— Begin Dataset extract —
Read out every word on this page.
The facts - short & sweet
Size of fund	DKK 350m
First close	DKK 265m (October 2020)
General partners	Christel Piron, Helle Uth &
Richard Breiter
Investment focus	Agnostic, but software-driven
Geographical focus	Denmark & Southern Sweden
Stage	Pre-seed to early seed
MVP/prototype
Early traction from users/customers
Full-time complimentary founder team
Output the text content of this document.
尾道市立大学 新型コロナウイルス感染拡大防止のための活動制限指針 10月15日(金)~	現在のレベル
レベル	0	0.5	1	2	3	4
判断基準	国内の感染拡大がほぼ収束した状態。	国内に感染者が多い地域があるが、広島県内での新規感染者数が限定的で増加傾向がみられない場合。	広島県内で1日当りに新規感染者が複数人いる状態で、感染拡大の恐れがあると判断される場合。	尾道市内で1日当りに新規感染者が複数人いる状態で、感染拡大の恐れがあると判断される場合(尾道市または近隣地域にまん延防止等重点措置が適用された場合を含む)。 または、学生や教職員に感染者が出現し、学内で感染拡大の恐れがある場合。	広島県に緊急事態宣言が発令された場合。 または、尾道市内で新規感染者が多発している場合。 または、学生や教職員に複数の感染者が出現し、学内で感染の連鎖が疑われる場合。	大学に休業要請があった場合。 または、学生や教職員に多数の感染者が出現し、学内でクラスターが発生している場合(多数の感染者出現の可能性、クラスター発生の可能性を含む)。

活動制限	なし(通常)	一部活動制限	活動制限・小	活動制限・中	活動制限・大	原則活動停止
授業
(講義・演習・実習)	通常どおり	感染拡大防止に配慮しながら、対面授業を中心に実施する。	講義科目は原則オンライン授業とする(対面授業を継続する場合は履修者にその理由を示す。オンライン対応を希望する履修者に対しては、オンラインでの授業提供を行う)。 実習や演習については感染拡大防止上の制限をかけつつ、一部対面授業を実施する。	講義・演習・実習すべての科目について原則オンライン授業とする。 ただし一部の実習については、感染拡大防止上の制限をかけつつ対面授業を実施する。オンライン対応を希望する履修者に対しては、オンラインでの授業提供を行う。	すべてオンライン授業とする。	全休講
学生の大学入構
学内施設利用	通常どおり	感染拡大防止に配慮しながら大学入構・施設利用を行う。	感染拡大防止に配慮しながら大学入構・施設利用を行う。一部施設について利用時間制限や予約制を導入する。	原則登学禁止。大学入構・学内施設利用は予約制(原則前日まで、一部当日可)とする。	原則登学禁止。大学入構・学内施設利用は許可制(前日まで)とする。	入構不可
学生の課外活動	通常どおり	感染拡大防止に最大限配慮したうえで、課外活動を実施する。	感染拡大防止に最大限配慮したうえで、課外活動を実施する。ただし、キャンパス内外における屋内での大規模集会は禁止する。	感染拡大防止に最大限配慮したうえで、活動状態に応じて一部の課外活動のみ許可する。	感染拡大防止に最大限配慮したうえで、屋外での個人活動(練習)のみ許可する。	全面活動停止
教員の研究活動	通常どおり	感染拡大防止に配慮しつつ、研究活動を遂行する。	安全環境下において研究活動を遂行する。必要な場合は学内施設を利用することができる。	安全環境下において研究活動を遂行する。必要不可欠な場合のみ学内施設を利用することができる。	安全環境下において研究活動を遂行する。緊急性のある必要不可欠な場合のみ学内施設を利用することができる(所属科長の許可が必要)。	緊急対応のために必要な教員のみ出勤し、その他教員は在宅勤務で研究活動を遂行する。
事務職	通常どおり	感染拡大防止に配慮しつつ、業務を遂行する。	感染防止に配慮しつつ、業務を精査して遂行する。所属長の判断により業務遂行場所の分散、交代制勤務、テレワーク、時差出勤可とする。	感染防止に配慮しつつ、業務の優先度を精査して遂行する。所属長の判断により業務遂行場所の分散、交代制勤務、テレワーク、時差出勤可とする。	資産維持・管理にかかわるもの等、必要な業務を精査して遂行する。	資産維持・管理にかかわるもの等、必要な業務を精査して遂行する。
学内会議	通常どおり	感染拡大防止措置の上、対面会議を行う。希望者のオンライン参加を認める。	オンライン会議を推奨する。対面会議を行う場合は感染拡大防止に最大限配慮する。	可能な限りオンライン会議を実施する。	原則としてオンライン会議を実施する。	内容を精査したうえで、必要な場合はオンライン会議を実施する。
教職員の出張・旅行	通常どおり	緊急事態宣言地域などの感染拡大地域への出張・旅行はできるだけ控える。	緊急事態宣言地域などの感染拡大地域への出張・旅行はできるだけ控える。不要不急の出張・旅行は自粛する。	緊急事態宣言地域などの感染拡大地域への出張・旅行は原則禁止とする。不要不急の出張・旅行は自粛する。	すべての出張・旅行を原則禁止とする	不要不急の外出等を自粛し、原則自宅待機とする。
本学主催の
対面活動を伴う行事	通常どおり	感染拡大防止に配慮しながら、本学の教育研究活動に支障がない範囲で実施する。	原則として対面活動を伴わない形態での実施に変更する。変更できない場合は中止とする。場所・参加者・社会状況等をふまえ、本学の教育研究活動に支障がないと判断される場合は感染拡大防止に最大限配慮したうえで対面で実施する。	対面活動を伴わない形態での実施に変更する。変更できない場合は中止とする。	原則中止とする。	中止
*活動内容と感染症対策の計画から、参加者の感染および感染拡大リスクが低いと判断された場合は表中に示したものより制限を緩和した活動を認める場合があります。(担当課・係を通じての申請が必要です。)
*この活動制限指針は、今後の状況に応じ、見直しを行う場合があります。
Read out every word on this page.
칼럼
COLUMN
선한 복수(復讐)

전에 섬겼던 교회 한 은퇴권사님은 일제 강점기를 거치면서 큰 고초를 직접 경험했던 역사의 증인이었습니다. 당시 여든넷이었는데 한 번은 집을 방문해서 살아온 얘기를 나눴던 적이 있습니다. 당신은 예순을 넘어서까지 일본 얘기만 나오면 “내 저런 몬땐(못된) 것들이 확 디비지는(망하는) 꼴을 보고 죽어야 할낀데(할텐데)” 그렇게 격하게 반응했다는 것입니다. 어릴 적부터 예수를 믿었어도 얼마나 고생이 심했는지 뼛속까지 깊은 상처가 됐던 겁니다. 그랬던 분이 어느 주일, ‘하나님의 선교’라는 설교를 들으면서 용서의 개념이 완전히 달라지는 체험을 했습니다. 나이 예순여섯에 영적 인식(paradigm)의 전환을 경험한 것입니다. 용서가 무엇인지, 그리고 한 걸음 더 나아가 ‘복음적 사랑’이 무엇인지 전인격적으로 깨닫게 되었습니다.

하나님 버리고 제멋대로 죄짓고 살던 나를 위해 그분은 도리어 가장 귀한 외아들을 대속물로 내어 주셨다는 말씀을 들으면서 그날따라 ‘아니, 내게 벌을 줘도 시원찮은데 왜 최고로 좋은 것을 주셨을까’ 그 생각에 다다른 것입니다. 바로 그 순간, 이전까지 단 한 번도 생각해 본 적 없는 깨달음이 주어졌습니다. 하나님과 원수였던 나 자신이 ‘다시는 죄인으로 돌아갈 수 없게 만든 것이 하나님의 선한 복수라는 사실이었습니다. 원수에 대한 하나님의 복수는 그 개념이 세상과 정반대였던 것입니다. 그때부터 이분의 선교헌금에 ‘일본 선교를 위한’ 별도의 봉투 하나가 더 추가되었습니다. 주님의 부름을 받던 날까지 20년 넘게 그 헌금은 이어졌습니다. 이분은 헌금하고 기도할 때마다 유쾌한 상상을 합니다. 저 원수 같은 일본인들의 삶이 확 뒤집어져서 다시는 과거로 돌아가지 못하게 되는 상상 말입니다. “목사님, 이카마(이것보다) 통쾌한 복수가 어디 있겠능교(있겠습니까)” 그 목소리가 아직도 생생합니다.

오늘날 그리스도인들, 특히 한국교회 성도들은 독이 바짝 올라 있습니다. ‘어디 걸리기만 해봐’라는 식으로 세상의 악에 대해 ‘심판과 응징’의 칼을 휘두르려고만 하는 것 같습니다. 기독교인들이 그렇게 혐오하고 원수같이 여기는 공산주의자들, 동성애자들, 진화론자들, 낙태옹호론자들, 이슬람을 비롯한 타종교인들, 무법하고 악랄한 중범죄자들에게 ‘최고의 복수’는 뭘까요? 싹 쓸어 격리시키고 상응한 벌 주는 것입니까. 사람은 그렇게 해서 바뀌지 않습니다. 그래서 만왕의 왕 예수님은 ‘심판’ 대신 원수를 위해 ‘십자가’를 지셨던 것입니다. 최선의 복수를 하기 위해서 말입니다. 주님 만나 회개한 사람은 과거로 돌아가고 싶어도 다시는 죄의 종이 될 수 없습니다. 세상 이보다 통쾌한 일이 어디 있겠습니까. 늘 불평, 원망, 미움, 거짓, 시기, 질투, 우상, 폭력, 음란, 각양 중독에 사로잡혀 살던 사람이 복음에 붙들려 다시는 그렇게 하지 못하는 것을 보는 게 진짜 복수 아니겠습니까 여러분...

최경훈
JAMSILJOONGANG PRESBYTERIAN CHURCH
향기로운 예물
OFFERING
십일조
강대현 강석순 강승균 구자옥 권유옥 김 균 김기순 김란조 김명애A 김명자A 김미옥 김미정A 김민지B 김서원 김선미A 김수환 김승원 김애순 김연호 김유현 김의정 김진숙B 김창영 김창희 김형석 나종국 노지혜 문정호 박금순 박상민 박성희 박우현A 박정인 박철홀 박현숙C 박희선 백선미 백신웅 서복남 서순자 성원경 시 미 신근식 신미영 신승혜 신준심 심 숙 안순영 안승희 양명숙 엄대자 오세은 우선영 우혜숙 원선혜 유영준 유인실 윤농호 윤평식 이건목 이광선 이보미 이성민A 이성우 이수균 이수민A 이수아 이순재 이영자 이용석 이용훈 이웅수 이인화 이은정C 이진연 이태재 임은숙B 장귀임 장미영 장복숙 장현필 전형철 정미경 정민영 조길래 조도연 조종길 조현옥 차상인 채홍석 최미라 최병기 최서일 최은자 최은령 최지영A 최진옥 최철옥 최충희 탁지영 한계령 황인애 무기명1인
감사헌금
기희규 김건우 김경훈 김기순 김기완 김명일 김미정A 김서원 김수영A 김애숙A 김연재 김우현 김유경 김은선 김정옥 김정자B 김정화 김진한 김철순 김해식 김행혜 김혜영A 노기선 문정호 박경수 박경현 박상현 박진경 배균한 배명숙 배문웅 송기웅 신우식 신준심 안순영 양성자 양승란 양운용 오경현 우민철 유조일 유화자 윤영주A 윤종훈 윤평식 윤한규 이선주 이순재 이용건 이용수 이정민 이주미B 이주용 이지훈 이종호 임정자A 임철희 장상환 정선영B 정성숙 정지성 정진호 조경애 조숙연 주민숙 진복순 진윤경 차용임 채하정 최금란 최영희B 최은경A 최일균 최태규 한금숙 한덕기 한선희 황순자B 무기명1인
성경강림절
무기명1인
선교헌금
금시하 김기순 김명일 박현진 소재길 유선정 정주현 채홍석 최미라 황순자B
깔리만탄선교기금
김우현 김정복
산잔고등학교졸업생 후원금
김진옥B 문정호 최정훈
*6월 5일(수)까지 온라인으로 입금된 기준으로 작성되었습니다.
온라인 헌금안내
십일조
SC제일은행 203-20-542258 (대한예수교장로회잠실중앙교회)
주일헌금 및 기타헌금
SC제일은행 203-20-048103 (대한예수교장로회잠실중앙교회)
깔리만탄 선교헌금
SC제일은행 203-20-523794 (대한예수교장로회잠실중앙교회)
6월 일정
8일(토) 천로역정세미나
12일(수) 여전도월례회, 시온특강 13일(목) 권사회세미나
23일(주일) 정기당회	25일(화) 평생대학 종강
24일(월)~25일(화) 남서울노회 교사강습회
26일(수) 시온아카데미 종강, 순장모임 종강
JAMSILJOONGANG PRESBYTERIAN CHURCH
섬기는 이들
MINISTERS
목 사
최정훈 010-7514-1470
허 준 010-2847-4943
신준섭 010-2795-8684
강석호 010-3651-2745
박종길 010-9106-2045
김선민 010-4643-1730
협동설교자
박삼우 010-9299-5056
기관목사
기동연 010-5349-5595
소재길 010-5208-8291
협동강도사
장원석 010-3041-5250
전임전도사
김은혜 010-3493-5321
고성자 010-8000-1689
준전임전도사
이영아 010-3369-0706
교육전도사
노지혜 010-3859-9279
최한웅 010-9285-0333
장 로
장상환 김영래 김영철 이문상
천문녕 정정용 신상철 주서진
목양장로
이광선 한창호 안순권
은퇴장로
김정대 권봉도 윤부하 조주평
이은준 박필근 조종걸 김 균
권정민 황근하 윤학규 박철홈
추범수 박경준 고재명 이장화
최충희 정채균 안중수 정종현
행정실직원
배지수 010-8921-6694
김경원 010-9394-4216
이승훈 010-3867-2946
— End Dataset extract —
Exercise requirements
Copy each line above that contains the word "대한예수교장로회잠실중앙교회".

Correct output
SC제일은행 203-20-542258 (대한예수교장로회잠실중앙교회)
SC제일은행 203-20-048103 (대한예수교장로회잠실중앙교회)
SC제일은행 203-20-523794 (대한예수교장로회잠실중앙교회)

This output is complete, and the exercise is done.